## Stated problem:
Without the pictures, set down the records below word for word.

Data records:
* Start *
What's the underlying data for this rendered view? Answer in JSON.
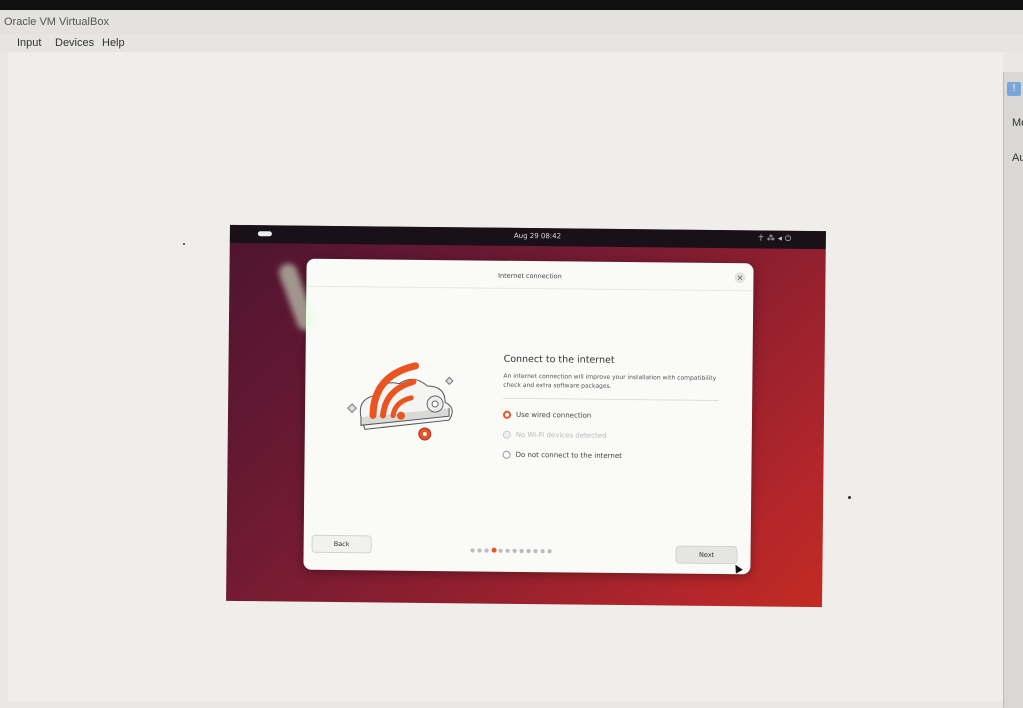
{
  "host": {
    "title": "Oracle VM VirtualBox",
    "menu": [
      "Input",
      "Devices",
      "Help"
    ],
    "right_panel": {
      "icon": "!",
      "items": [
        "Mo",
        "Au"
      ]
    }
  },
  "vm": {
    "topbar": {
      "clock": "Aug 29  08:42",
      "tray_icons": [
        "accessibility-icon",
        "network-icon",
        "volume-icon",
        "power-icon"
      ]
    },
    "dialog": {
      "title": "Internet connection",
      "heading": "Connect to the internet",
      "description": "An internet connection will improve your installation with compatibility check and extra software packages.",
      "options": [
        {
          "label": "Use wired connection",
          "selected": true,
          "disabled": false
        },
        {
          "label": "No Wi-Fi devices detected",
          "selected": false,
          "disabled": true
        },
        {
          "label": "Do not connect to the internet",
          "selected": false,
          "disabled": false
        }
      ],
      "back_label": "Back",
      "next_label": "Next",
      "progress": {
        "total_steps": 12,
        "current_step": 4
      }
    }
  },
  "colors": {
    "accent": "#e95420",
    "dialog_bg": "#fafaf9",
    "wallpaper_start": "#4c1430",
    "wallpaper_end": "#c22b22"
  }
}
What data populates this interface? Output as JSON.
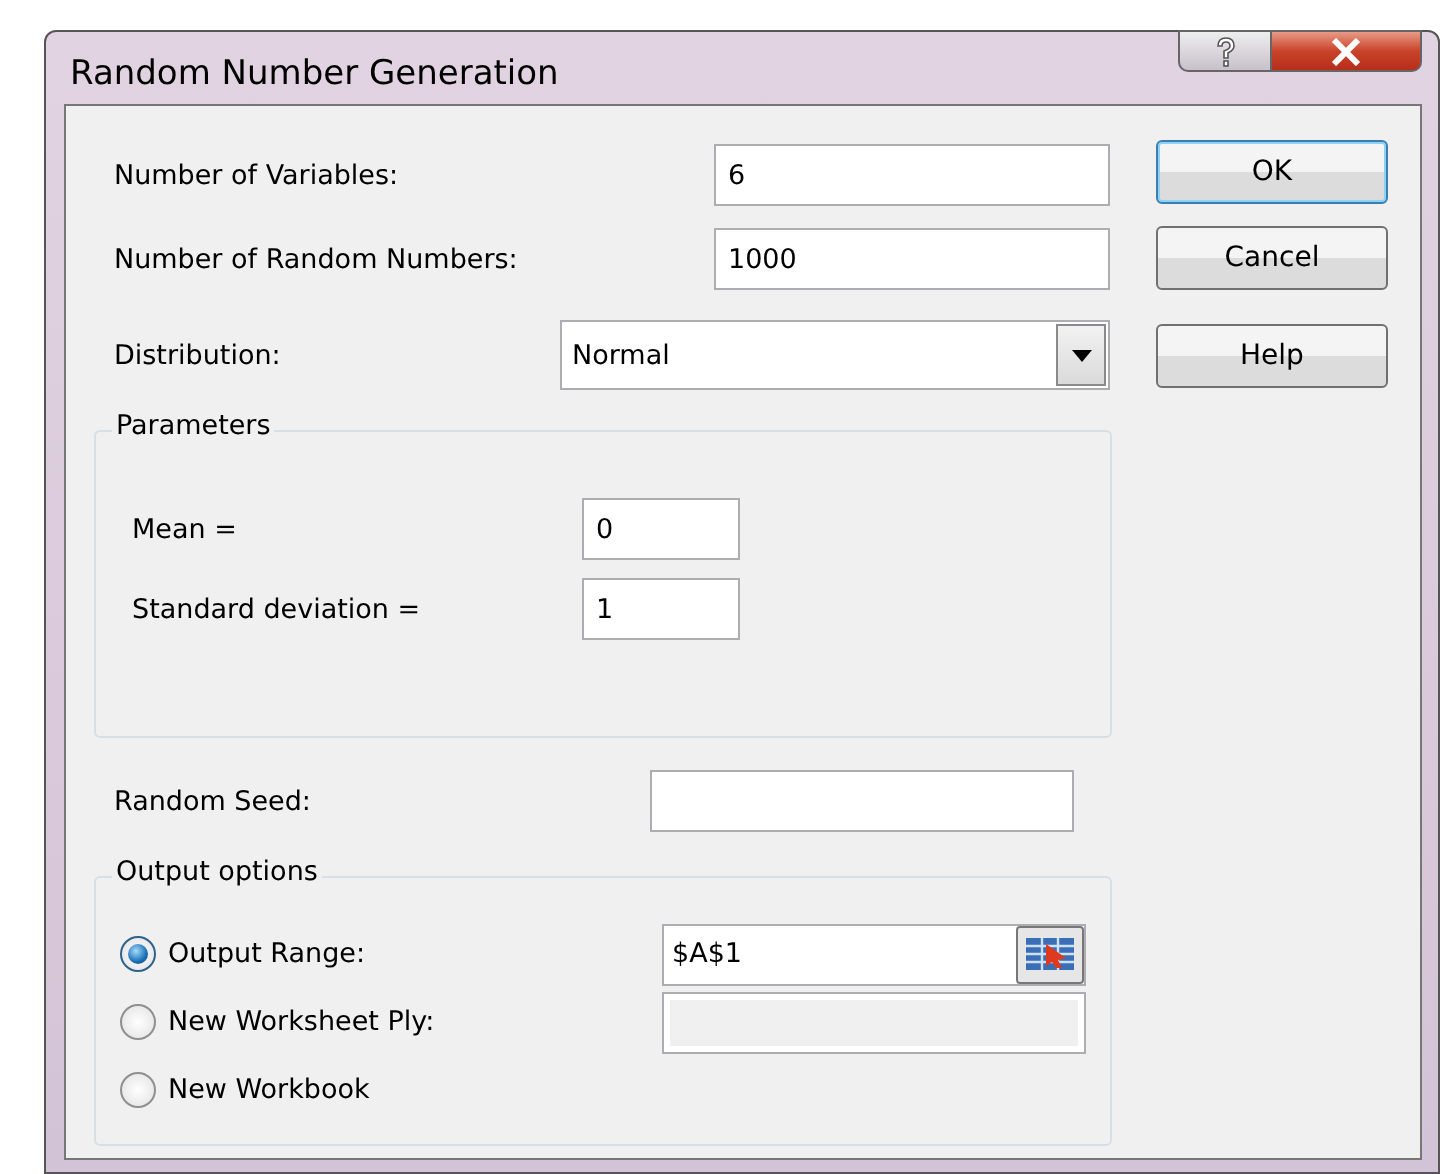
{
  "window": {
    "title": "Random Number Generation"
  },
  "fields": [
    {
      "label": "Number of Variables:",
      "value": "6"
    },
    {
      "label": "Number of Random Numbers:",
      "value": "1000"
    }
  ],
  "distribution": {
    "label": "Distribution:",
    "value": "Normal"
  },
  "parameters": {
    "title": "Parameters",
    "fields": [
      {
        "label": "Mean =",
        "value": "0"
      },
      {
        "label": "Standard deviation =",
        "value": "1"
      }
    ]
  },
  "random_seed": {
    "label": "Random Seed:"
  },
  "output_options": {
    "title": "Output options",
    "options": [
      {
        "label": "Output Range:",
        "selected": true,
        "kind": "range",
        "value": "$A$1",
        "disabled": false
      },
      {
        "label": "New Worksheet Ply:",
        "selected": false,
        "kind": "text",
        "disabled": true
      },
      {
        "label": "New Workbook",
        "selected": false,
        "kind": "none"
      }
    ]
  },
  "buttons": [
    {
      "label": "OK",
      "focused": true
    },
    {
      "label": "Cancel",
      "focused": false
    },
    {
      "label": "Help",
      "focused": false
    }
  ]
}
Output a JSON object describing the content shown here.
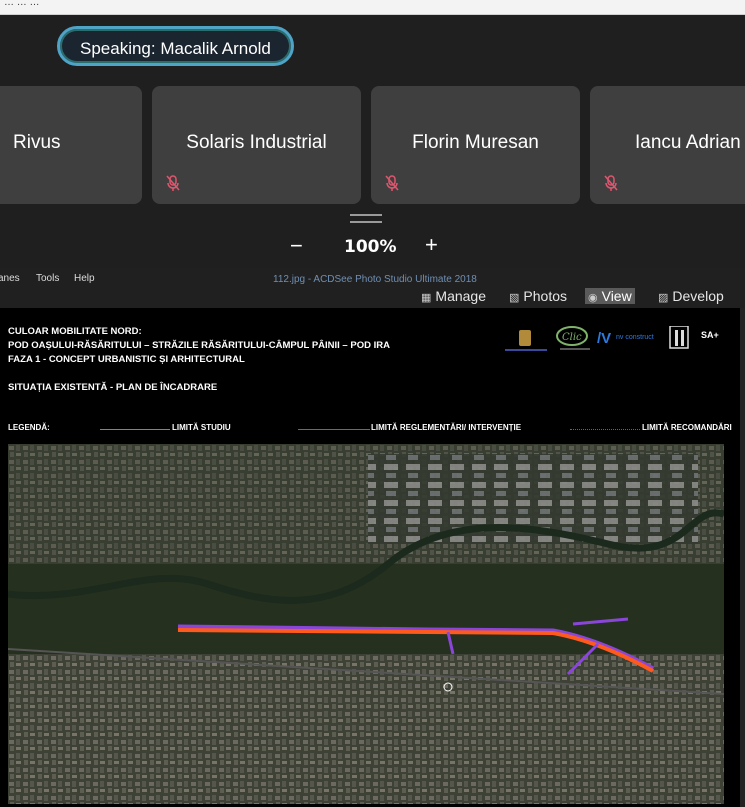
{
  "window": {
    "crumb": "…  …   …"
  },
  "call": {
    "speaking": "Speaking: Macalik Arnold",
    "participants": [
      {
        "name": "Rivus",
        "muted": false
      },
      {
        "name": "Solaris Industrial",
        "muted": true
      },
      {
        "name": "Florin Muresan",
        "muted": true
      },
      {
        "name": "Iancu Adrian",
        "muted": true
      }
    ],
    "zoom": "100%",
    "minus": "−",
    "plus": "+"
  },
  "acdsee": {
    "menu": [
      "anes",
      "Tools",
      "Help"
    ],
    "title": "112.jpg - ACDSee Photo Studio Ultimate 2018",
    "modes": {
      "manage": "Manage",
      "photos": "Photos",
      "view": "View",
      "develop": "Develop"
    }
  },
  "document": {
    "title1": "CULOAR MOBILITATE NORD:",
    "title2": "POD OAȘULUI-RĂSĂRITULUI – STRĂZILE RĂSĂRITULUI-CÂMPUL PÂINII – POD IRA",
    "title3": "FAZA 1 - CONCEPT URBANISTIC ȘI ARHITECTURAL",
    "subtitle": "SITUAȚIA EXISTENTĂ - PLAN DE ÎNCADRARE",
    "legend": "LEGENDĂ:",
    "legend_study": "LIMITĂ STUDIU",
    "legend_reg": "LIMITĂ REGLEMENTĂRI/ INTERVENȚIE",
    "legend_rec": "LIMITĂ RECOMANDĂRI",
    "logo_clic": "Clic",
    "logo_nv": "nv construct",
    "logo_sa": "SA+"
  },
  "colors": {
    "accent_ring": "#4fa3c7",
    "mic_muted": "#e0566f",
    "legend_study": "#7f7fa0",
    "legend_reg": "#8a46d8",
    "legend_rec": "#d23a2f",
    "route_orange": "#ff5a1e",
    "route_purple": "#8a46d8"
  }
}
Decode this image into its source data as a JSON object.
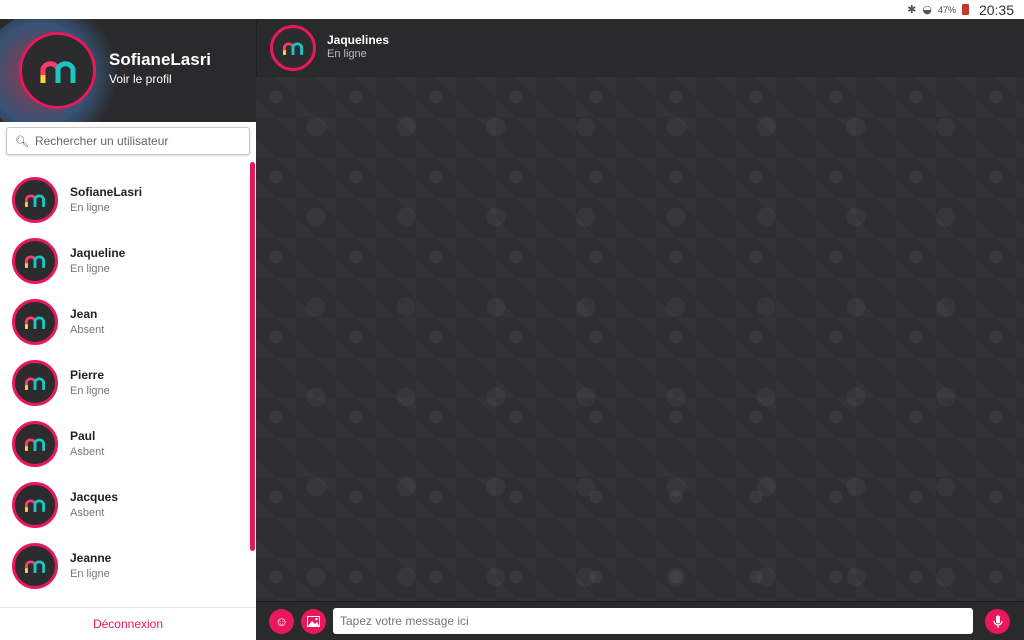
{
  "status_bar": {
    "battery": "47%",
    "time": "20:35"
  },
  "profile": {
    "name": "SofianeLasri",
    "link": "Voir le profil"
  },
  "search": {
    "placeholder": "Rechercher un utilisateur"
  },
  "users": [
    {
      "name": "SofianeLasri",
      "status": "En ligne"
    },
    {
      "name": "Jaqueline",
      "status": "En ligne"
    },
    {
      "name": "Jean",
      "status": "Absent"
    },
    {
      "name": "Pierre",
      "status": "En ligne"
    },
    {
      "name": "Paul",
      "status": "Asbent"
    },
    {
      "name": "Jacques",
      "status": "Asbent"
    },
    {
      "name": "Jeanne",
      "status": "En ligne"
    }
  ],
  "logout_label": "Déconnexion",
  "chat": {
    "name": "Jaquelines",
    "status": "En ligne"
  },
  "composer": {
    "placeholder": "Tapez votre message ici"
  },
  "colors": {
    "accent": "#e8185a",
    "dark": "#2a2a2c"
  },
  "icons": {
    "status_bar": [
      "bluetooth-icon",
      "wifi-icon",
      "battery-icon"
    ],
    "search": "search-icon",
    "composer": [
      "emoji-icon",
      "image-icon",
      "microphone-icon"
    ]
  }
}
* End *
## Output of the exercise:
What's the underlying data for this rendered view? Answer in JSON.
{
  "host": {
    "title": "Oracle VM VirtualBox",
    "menu": [
      "Input",
      "Devices",
      "Help"
    ],
    "right_panel": {
      "icon": "!",
      "items": [
        "Mo",
        "Au"
      ]
    }
  },
  "vm": {
    "topbar": {
      "clock": "Aug 29  08:42",
      "tray_icons": [
        "accessibility-icon",
        "network-icon",
        "volume-icon",
        "power-icon"
      ]
    },
    "dialog": {
      "title": "Internet connection",
      "heading": "Connect to the internet",
      "description": "An internet connection will improve your installation with compatibility check and extra software packages.",
      "options": [
        {
          "label": "Use wired connection",
          "selected": true,
          "disabled": false
        },
        {
          "label": "No Wi-Fi devices detected",
          "selected": false,
          "disabled": true
        },
        {
          "label": "Do not connect to the internet",
          "selected": false,
          "disabled": false
        }
      ],
      "back_label": "Back",
      "next_label": "Next",
      "progress": {
        "total_steps": 12,
        "current_step": 4
      }
    }
  },
  "colors": {
    "accent": "#e95420",
    "dialog_bg": "#fafaf9",
    "wallpaper_start": "#4c1430",
    "wallpaper_end": "#c22b22"
  }
}
What data populates this interface? Output as JSON.
{
  "window": {
    "title": "Random Number Generation"
  },
  "fields": [
    {
      "label": "Number of Variables:",
      "value": "6"
    },
    {
      "label": "Number of Random Numbers:",
      "value": "1000"
    }
  ],
  "distribution": {
    "label": "Distribution:",
    "value": "Normal"
  },
  "parameters": {
    "title": "Parameters",
    "fields": [
      {
        "label": "Mean =",
        "value": "0"
      },
      {
        "label": "Standard deviation =",
        "value": "1"
      }
    ]
  },
  "random_seed": {
    "label": "Random Seed:"
  },
  "output_options": {
    "title": "Output options",
    "options": [
      {
        "label": "Output Range:",
        "selected": true,
        "kind": "range",
        "value": "$A$1",
        "disabled": false
      },
      {
        "label": "New Worksheet Ply:",
        "selected": false,
        "kind": "text",
        "disabled": true
      },
      {
        "label": "New Workbook",
        "selected": false,
        "kind": "none"
      }
    ]
  },
  "buttons": [
    {
      "label": "OK",
      "focused": true
    },
    {
      "label": "Cancel",
      "focused": false
    },
    {
      "label": "Help",
      "focused": false
    }
  ]
}
Output a JSON object describing the content shown here.
{
  "window": {
    "crumb": "…  …   …"
  },
  "call": {
    "speaking": "Speaking: Macalik Arnold",
    "participants": [
      {
        "name": "Rivus",
        "muted": false
      },
      {
        "name": "Solaris Industrial",
        "muted": true
      },
      {
        "name": "Florin Muresan",
        "muted": true
      },
      {
        "name": "Iancu Adrian",
        "muted": true
      }
    ],
    "zoom": "100%",
    "minus": "−",
    "plus": "+"
  },
  "acdsee": {
    "menu": [
      "anes",
      "Tools",
      "Help"
    ],
    "title": "112.jpg - ACDSee Photo Studio Ultimate 2018",
    "modes": {
      "manage": "Manage",
      "photos": "Photos",
      "view": "View",
      "develop": "Develop"
    }
  },
  "document": {
    "title1": "CULOAR MOBILITATE NORD:",
    "title2": "POD OAȘULUI-RĂSĂRITULUI – STRĂZILE RĂSĂRITULUI-CÂMPUL PÂINII – POD IRA",
    "title3": "FAZA 1 - CONCEPT URBANISTIC ȘI ARHITECTURAL",
    "subtitle": "SITUAȚIA EXISTENTĂ - PLAN DE ÎNCADRARE",
    "legend": "LEGENDĂ:",
    "legend_study": "LIMITĂ STUDIU",
    "legend_reg": "LIMITĂ REGLEMENTĂRI/ INTERVENȚIE",
    "legend_rec": "LIMITĂ RECOMANDĂRI",
    "logo_clic": "Clic",
    "logo_nv": "nv construct",
    "logo_sa": "SA+"
  },
  "colors": {
    "accent_ring": "#4fa3c7",
    "mic_muted": "#e0566f",
    "legend_study": "#7f7fa0",
    "legend_reg": "#8a46d8",
    "legend_rec": "#d23a2f",
    "route_orange": "#ff5a1e",
    "route_purple": "#8a46d8"
  }
}
Decode this image into its source data as a JSON object.
{
  "status_bar": {
    "battery": "47%",
    "time": "20:35"
  },
  "profile": {
    "name": "SofianeLasri",
    "link": "Voir le profil"
  },
  "search": {
    "placeholder": "Rechercher un utilisateur"
  },
  "users": [
    {
      "name": "SofianeLasri",
      "status": "En ligne"
    },
    {
      "name": "Jaqueline",
      "status": "En ligne"
    },
    {
      "name": "Jean",
      "status": "Absent"
    },
    {
      "name": "Pierre",
      "status": "En ligne"
    },
    {
      "name": "Paul",
      "status": "Asbent"
    },
    {
      "name": "Jacques",
      "status": "Asbent"
    },
    {
      "name": "Jeanne",
      "status": "En ligne"
    }
  ],
  "logout_label": "Déconnexion",
  "chat": {
    "name": "Jaquelines",
    "status": "En ligne"
  },
  "composer": {
    "placeholder": "Tapez votre message ici"
  },
  "colors": {
    "accent": "#e8185a",
    "dark": "#2a2a2c"
  },
  "icons": {
    "status_bar": [
      "bluetooth-icon",
      "wifi-icon",
      "battery-icon"
    ],
    "search": "search-icon",
    "composer": [
      "emoji-icon",
      "image-icon",
      "microphone-icon"
    ]
  }
}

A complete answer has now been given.